Your task is to set down the records below again, exactly.

[Entries of transcribed document text]
⟨
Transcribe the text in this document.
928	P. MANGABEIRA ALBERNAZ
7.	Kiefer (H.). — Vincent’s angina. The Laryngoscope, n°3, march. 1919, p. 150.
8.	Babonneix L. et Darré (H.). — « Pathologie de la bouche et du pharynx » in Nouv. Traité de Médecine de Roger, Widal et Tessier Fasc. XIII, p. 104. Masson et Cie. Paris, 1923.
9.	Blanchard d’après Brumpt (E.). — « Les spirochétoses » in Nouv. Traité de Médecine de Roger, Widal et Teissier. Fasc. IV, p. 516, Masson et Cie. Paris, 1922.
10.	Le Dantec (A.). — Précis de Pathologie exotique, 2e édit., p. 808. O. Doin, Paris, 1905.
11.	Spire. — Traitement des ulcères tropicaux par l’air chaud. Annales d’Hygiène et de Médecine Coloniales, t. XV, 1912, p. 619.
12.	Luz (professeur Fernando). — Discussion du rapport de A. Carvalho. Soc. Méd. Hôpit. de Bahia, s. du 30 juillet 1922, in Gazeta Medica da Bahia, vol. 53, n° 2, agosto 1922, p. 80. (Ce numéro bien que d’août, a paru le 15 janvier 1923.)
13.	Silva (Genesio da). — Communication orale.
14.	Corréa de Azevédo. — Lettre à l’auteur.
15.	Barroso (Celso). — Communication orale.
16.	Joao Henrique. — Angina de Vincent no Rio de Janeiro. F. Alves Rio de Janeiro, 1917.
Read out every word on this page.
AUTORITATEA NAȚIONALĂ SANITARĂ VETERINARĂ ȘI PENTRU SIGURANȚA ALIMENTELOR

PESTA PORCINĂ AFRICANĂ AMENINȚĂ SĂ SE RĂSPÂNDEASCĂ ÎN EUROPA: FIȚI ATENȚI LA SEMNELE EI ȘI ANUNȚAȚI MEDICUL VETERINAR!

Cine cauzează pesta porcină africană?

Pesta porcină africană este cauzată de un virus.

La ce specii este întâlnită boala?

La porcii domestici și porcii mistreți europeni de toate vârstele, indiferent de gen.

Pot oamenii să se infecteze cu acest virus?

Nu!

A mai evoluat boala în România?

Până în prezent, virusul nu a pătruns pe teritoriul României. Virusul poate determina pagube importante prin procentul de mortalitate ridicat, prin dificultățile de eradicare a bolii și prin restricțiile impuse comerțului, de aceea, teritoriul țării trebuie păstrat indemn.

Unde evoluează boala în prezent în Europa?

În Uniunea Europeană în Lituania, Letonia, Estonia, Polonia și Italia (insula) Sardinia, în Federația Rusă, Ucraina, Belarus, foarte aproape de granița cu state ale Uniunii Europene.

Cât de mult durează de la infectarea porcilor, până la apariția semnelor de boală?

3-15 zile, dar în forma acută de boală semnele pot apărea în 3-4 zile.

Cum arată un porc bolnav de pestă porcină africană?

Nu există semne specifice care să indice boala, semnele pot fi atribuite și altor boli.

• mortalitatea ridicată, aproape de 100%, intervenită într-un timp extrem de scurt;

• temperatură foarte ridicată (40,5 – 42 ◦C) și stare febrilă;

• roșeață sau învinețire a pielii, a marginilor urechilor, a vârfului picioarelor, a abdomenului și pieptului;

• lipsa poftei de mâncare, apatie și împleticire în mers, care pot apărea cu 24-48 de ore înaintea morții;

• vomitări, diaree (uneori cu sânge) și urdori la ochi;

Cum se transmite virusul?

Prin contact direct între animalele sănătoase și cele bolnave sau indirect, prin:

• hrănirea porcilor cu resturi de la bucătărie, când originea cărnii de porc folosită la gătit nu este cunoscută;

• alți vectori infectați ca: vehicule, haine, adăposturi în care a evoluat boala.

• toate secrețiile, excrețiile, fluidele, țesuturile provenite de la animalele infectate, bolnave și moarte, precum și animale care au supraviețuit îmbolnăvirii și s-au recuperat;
⟩
> _TASK SOLUTION_
Transcribe the text in this document.
928	P. MANGABEIRA ALBERNAZ
7.	Kiefer (H.). — Vincent’s angina. The Laryngoscope, n°3, march. 1919, p. 150.
8.	Babonneix L. et Darré (H.). — « Pathologie de la bouche et du pharynx » in Nouv. Traité de Médecine de Roger, Widal et Tessier Fasc. XIII, p. 104. Masson et Cie. Paris, 1923.
9.	Blanchard d’après Brumpt (E.). — « Les spirochétoses » in Nouv. Traité de Médecine de Roger, Widal et Teissier. Fasc. IV, p. 516, Masson et Cie. Paris, 1922.
10.	Le Dantec (A.). — Précis de Pathologie exotique, 2e édit., p. 808. O. Doin, Paris, 1905.
11.	Spire. — Traitement des ulcères tropicaux par l’air chaud. Annales d’Hygiène et de Médecine Coloniales, t. XV, 1912, p. 619.
12.	Luz (professeur Fernando). — Discussion du rapport de A. Carvalho. Soc. Méd. Hôpit. de Bahia, s. du 30 juillet 1922, in Gazeta Medica da Bahia, vol. 53, n° 2, agosto 1922, p. 80. (Ce numéro bien que d’août, a paru le 15 janvier 1923.)
13.	Silva (Genesio da). — Communication orale.
14.	Corréa de Azevédo. — Lettre à l’auteur.
15.	Barroso (Celso). — Communication orale.
16.	Joao Henrique. — Angina de Vincent no Rio de Janeiro. F. Alves Rio de Janeiro, 1917.
Read out every word on this page.
AUTORITATEA NAȚIONALĂ SANITARĂ VETERINARĂ ȘI PENTRU SIGURANȚA ALIMENTELOR

PESTA PORCINĂ AFRICANĂ AMENINȚĂ SĂ SE RĂSPÂNDEASCĂ ÎN EUROPA: FIȚI ATENȚI LA SEMNELE EI ȘI ANUNȚAȚI MEDICUL VETERINAR!

Cine cauzează pesta porcină africană?

Pesta porcină africană este cauzată de un virus.

La ce specii este întâlnită boala?

La porcii domestici și porcii mistreți europeni de toate vârstele, indiferent de gen.

Pot oamenii să se infecteze cu acest virus?

Nu!

A mai evoluat boala în România?

Până în prezent, virusul nu a pătruns pe teritoriul României. Virusul poate determina pagube importante prin procentul de mortalitate ridicat, prin dificultățile de eradicare a bolii și prin restricțiile impuse comerțului, de aceea, teritoriul țării trebuie păstrat indemn.

Unde evoluează boala în prezent în Europa?

În Uniunea Europeană în Lituania, Letonia, Estonia, Polonia și Italia (insula) Sardinia, în Federația Rusă, Ucraina, Belarus, foarte aproape de granița cu state ale Uniunii Europene.

Cât de mult durează de la infectarea porcilor, până la apariția semnelor de boală?

3-15 zile, dar în forma acută de boală semnele pot apărea în 3-4 zile.

Cum arată un porc bolnav de pestă porcină africană?

Nu există semne specifice care să indice boala, semnele pot fi atribuite și altor boli.

• mortalitatea ridicată, aproape de 100%, intervenită într-un timp extrem de scurt;

• temperatură foarte ridicată (40,5 – 42 ◦C) și stare febrilă;

• roșeață sau învinețire a pielii, a marginilor urechilor, a vârfului picioarelor, a abdomenului și pieptului;

• lipsa poftei de mâncare, apatie și împleticire în mers, care pot apărea cu 24-48 de ore înaintea morții;

• vomitări, diaree (uneori cu sânge) și urdori la ochi;

Cum se transmite virusul?

Prin contact direct între animalele sănătoase și cele bolnave sau indirect, prin:

• hrănirea porcilor cu resturi de la bucătărie, când originea cărnii de porc folosită la gătit nu este cunoscută;

• alți vectori infectați ca: vehicule, haine, adăposturi în care a evoluat boala.

• toate secrețiile, excrețiile, fluidele, țesuturile provenite de la animalele infectate, bolnave și moarte, precum și animale care au supraviețuit îmbolnăvirii și s-au recuperat;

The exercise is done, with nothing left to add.